# DIRECTION:
Comb through the entries for "this" and pull out each line that holds it.

# INPUT MATERIAL:
---+---
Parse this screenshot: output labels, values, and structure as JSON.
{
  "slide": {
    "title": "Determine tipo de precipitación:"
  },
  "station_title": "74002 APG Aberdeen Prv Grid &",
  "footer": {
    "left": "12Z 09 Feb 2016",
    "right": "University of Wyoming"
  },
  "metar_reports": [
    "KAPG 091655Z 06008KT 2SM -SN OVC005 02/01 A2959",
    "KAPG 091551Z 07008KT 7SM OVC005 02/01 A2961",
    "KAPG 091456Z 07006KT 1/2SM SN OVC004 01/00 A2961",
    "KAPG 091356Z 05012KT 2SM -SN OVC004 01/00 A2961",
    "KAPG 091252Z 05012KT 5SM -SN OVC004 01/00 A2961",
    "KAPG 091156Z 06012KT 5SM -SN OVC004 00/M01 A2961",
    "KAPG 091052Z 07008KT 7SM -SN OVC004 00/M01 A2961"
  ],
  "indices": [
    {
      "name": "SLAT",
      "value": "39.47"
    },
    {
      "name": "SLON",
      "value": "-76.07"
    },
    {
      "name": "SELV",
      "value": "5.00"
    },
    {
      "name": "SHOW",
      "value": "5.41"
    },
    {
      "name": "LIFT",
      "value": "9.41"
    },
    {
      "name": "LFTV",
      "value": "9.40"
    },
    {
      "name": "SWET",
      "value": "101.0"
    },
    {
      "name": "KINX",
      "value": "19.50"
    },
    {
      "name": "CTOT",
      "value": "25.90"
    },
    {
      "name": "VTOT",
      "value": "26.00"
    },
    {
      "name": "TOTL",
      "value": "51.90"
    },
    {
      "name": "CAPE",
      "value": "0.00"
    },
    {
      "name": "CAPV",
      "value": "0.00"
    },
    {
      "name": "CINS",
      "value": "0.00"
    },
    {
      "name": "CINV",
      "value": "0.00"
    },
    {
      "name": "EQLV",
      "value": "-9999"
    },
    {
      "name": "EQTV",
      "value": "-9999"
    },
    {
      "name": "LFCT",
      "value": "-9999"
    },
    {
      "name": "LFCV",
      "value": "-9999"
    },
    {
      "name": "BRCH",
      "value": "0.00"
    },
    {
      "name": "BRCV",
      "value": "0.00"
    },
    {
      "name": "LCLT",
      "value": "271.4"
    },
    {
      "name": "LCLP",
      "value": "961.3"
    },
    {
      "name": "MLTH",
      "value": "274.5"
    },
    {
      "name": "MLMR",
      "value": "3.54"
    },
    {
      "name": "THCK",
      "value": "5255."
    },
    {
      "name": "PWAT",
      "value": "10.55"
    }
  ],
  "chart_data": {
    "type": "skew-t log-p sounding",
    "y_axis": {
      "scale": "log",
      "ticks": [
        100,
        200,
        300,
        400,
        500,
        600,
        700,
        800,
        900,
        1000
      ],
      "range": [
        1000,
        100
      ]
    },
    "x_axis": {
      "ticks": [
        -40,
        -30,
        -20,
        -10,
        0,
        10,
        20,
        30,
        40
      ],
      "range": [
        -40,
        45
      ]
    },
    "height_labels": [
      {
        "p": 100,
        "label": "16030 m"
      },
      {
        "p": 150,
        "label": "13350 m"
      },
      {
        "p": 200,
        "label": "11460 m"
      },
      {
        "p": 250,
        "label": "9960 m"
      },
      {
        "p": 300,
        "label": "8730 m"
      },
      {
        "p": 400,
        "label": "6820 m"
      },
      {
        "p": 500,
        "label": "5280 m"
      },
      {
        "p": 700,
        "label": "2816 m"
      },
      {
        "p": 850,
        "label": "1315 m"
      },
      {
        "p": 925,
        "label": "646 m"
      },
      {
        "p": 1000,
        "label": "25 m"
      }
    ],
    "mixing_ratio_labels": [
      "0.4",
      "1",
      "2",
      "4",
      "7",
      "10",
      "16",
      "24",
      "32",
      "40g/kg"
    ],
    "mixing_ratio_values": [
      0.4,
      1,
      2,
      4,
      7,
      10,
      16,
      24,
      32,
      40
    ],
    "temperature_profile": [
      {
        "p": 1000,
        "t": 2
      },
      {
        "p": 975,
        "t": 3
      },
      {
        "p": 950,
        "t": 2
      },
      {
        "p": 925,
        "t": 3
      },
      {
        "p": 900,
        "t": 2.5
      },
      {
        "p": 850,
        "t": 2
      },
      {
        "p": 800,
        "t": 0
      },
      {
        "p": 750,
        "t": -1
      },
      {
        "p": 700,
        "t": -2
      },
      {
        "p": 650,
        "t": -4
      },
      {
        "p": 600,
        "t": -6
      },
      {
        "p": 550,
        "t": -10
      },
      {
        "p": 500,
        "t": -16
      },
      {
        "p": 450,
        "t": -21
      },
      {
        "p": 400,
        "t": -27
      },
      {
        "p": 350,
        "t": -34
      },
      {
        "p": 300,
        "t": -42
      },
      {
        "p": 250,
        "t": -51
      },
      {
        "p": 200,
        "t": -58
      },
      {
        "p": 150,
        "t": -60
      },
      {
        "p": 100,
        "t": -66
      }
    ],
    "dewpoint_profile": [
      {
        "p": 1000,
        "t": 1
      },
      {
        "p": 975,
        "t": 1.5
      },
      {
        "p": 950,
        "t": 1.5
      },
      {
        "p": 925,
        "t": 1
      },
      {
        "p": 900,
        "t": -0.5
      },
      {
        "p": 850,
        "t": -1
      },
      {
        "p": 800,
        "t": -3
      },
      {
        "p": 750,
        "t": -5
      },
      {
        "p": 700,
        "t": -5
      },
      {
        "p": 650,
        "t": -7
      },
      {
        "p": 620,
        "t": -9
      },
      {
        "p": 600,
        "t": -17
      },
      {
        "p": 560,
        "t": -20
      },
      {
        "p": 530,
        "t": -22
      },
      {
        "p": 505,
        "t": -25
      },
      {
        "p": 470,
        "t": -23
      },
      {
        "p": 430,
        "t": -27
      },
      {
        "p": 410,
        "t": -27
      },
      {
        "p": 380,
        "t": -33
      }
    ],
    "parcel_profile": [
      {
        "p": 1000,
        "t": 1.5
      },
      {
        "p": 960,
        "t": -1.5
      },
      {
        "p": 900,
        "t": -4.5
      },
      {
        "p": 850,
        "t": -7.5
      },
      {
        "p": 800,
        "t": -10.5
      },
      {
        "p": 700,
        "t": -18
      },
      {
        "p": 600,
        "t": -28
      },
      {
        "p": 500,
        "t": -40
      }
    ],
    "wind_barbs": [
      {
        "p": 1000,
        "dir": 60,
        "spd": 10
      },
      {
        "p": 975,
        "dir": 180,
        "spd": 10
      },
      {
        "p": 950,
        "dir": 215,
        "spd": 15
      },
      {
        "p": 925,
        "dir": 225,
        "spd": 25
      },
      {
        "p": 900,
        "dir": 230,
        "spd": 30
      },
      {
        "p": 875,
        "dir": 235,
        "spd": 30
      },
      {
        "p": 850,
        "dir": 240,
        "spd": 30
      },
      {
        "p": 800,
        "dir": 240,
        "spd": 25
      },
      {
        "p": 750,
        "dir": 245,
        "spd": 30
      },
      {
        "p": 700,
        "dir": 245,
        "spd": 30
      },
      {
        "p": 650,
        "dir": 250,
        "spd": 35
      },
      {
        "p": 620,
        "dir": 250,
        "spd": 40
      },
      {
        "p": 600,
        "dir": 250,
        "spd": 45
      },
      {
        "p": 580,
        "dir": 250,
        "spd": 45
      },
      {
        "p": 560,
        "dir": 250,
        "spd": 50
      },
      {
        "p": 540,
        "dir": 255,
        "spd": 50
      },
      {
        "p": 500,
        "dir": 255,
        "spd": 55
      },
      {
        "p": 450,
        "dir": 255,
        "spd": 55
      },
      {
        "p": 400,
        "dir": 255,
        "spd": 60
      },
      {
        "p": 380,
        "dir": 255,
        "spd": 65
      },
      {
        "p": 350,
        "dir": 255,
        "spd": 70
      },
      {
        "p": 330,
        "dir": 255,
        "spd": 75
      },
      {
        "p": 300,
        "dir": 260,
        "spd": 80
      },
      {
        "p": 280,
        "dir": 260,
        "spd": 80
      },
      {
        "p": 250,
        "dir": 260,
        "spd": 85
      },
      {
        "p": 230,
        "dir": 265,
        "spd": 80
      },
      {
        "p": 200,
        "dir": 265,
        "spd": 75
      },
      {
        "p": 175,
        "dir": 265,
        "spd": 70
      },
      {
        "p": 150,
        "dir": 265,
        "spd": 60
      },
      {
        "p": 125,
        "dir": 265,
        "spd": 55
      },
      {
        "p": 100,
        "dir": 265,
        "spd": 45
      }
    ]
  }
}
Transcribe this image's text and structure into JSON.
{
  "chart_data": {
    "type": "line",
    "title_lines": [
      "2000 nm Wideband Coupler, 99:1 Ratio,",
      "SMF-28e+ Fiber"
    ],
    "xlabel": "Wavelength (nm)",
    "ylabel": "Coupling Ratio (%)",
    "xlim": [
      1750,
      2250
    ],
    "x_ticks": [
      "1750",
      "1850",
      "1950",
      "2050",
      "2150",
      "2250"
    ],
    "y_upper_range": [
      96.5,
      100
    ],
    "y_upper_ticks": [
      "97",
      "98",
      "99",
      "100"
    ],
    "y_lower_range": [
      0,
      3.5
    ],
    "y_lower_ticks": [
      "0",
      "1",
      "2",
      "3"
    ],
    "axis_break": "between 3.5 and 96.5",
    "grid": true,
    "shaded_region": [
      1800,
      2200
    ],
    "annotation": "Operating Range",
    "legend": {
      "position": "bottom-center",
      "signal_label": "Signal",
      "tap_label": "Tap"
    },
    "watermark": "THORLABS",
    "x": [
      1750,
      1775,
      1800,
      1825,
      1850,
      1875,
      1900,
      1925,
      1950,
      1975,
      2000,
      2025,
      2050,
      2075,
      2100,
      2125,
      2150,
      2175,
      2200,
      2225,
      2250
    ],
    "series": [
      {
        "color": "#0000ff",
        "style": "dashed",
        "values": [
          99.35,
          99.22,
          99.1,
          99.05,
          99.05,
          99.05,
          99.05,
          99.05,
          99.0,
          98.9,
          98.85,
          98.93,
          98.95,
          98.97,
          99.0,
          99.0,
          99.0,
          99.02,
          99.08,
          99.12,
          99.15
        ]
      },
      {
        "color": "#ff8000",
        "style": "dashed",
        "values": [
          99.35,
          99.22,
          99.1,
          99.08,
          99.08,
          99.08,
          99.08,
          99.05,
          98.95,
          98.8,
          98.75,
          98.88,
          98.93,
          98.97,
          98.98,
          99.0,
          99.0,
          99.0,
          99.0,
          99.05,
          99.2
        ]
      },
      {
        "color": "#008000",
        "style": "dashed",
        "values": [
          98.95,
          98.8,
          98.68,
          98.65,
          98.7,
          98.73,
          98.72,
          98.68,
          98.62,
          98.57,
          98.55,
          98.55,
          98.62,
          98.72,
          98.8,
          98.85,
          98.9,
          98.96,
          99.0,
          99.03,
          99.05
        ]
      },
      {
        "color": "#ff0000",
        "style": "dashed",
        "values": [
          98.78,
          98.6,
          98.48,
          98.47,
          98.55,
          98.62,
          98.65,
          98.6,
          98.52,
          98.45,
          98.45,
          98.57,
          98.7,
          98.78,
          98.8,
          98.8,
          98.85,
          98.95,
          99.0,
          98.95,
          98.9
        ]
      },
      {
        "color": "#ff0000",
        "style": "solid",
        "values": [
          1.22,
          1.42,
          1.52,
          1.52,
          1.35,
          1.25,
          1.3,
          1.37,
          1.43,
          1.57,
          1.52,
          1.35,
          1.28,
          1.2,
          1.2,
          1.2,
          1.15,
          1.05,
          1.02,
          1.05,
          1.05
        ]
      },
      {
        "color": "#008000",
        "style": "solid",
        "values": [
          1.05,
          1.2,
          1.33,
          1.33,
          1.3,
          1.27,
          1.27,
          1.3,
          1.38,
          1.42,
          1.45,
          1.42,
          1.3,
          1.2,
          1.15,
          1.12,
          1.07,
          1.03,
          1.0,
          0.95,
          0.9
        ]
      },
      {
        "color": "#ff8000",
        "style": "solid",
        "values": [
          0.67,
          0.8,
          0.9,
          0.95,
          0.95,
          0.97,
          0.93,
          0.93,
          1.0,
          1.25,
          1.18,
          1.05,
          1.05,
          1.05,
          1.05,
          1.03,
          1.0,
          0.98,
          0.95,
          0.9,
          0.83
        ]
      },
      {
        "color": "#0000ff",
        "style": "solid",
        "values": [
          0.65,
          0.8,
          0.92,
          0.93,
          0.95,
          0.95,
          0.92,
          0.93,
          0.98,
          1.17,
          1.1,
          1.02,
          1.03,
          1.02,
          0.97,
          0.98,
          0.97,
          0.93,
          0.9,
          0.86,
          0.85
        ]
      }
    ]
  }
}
---+---
# REPLY TO THE EXERCISE:
Parse this screenshot: output labels, values, and structure as JSON.
Transcribe this image's text and structure into JSON.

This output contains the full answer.